--- RECORD EXCERPTS ---

════════

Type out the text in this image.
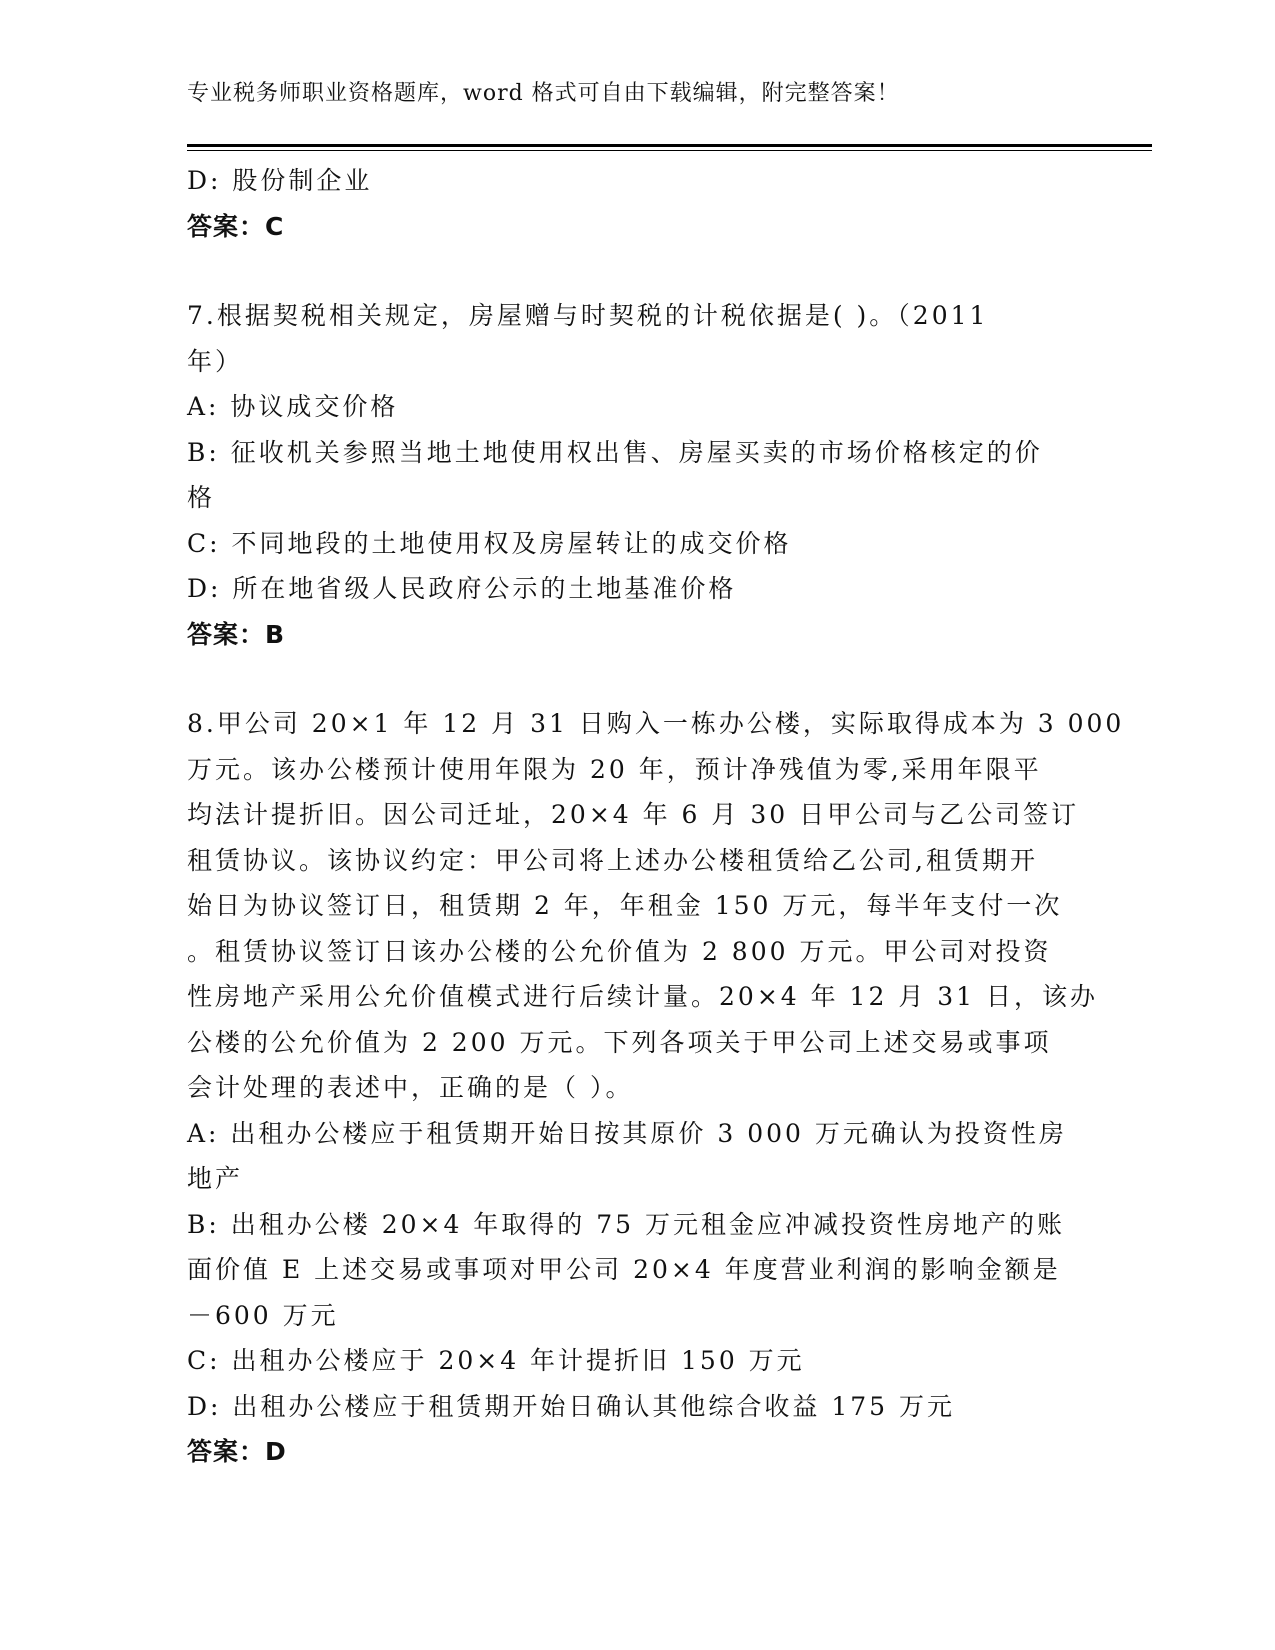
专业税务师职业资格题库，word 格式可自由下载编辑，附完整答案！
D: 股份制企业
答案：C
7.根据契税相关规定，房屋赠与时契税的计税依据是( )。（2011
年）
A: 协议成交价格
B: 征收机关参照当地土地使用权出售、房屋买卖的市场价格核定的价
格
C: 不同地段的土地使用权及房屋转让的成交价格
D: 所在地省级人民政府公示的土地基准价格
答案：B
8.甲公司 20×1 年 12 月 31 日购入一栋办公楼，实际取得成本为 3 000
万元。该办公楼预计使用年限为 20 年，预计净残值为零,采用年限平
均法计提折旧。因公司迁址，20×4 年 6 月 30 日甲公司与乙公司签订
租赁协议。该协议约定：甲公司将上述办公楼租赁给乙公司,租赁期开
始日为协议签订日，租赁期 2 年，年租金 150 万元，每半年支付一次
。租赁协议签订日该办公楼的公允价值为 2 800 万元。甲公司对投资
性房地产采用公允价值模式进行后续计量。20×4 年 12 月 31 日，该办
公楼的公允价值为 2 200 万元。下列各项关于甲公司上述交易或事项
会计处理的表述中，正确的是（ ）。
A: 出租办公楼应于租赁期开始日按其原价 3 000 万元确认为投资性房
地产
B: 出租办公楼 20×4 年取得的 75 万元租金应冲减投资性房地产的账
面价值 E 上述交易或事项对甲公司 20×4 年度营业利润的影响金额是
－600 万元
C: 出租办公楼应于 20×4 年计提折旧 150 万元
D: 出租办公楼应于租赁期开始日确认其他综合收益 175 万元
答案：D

════════

--- AIM OF THE EXERCISE ---
Skip every picture and transcribe the data above exactly.

--- EXPECTED ANSWER ---
Type out the text in this image.
专业税务师职业资格题库，word 格式可自由下载编辑，附完整答案！
D: 股份制企业
答案：C
7.根据契税相关规定，房屋赠与时契税的计税依据是( )。（2011
年）
A: 协议成交价格
B: 征收机关参照当地土地使用权出售、房屋买卖的市场价格核定的价
格
C: 不同地段的土地使用权及房屋转让的成交价格
D: 所在地省级人民政府公示的土地基准价格
答案：B
8.甲公司 20×1 年 12 月 31 日购入一栋办公楼，实际取得成本为 3 000
万元。该办公楼预计使用年限为 20 年，预计净残值为零,采用年限平
均法计提折旧。因公司迁址，20×4 年 6 月 30 日甲公司与乙公司签订
租赁协议。该协议约定：甲公司将上述办公楼租赁给乙公司,租赁期开
始日为协议签订日，租赁期 2 年，年租金 150 万元，每半年支付一次
。租赁协议签订日该办公楼的公允价值为 2 800 万元。甲公司对投资
性房地产采用公允价值模式进行后续计量。20×4 年 12 月 31 日，该办
公楼的公允价值为 2 200 万元。下列各项关于甲公司上述交易或事项
会计处理的表述中，正确的是（ ）。
A: 出租办公楼应于租赁期开始日按其原价 3 000 万元确认为投资性房
地产
B: 出租办公楼 20×4 年取得的 75 万元租金应冲减投资性房地产的账
面价值 E 上述交易或事项对甲公司 20×4 年度营业利润的影响金额是
－600 万元
C: 出租办公楼应于 20×4 年计提折旧 150 万元
D: 出租办公楼应于租赁期开始日确认其他综合收益 175 万元
答案：D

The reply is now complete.